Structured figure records

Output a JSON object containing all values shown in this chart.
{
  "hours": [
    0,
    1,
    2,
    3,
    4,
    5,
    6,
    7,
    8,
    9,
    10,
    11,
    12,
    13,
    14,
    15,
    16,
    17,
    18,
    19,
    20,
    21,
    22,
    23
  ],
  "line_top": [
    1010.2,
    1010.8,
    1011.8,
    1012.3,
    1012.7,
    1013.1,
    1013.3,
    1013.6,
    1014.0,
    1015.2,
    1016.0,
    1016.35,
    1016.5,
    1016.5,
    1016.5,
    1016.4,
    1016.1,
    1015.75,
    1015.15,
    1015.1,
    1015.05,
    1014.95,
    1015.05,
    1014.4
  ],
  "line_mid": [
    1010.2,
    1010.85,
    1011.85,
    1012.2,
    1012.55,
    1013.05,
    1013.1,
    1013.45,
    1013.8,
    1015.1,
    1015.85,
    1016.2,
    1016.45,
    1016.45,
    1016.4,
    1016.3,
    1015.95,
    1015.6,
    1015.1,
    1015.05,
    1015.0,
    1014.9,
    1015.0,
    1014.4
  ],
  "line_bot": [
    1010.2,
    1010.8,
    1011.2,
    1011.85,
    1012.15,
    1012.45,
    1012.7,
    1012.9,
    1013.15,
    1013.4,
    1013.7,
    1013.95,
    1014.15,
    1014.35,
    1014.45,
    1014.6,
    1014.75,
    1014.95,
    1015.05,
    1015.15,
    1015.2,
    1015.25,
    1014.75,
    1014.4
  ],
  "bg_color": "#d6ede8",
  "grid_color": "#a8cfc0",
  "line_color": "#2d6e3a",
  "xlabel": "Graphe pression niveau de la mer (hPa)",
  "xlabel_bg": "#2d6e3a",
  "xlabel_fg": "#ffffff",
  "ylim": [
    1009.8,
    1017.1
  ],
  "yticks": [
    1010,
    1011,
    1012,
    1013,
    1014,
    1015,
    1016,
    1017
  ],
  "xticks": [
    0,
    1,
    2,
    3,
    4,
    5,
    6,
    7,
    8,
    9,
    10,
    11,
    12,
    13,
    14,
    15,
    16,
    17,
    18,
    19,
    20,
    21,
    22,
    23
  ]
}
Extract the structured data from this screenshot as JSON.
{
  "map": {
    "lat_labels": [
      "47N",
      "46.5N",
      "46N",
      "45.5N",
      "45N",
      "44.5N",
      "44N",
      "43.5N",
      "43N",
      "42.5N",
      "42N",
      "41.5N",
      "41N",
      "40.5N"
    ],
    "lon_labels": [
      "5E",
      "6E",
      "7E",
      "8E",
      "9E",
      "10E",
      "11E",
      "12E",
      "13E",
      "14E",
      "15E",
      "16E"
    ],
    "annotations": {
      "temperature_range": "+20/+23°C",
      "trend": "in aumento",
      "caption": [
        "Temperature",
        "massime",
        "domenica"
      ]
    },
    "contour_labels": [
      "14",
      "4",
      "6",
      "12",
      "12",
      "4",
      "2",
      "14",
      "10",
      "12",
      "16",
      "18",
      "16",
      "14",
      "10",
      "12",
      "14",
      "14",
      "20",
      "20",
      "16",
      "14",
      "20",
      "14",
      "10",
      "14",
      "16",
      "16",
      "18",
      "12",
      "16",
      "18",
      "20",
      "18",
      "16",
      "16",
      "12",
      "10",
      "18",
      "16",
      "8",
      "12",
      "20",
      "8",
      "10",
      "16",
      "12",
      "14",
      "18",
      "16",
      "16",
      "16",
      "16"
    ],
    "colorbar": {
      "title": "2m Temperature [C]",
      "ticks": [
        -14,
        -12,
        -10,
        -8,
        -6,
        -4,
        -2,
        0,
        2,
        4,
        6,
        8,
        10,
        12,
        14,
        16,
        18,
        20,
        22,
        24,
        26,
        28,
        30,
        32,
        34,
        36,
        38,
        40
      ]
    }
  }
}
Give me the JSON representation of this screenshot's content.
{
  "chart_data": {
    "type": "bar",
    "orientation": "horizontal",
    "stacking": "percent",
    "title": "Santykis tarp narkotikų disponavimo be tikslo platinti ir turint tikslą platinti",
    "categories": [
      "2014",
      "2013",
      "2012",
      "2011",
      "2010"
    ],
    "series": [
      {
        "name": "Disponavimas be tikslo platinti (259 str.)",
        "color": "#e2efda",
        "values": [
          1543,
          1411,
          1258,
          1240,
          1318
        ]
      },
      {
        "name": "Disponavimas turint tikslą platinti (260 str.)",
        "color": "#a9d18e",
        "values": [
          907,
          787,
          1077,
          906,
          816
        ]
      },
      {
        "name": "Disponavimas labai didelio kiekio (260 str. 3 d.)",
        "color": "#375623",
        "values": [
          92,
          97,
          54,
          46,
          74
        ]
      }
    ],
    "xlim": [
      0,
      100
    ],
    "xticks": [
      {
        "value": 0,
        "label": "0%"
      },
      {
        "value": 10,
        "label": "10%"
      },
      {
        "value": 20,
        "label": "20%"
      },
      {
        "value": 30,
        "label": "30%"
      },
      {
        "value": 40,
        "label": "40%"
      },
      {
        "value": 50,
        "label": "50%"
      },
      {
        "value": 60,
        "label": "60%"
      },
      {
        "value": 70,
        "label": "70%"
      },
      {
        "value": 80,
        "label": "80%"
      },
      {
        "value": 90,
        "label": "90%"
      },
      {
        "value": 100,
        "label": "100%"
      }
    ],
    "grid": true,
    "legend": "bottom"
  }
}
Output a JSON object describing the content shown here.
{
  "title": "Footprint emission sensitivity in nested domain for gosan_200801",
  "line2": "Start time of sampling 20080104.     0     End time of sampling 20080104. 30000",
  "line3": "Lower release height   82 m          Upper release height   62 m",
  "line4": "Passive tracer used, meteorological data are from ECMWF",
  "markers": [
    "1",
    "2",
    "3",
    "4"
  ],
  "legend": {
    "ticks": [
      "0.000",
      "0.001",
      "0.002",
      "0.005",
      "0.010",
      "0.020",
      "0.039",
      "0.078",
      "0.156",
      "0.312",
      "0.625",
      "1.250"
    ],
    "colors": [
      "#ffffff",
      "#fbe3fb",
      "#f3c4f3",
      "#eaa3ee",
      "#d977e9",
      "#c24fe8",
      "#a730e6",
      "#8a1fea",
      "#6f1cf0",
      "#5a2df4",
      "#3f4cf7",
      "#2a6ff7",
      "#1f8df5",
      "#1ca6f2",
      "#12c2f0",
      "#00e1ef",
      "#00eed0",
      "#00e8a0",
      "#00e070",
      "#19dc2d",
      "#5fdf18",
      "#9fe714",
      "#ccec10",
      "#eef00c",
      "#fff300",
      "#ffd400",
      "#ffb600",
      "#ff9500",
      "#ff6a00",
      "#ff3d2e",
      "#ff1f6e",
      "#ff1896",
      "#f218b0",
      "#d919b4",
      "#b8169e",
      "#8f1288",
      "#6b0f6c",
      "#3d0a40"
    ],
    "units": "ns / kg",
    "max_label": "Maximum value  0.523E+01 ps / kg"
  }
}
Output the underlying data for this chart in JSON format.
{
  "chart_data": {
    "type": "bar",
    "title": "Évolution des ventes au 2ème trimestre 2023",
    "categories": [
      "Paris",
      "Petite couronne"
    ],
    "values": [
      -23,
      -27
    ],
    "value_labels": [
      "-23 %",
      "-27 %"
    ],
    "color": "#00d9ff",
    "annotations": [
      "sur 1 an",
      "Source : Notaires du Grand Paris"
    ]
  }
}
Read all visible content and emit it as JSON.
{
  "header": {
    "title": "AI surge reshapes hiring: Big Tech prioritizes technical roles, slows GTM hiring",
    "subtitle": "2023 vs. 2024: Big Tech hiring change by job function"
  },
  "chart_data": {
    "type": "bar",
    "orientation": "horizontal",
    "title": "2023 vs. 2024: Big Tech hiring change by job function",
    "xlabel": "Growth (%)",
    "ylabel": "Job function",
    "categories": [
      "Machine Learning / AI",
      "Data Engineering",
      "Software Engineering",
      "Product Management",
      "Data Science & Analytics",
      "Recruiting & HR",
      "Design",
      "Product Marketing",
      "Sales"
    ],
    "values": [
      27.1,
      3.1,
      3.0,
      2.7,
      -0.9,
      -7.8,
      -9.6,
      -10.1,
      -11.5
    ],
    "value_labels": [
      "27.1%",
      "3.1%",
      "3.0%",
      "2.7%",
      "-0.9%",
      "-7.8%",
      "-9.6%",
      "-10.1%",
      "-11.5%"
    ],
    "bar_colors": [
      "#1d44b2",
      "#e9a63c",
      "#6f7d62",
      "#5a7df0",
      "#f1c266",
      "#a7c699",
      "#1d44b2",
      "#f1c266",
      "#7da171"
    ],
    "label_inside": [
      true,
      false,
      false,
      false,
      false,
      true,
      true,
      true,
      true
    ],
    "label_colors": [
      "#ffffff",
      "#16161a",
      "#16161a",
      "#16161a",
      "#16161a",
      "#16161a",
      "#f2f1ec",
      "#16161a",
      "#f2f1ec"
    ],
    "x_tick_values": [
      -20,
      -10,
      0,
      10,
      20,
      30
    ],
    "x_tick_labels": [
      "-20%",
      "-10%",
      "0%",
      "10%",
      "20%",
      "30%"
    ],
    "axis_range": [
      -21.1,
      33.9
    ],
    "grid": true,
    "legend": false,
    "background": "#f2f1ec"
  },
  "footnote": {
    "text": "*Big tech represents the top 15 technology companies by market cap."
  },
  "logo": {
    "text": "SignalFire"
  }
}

- [Aim of the task] Show every line from the listing above in which the string "tikslą" appears.

- [Problem solution]
    "title": "Santykis tarp narkotikų disponavimo be tikslo platinti ir turint tikslą platinti",
        "name": "Disponavimas turint tikslą platinti (260 str.)",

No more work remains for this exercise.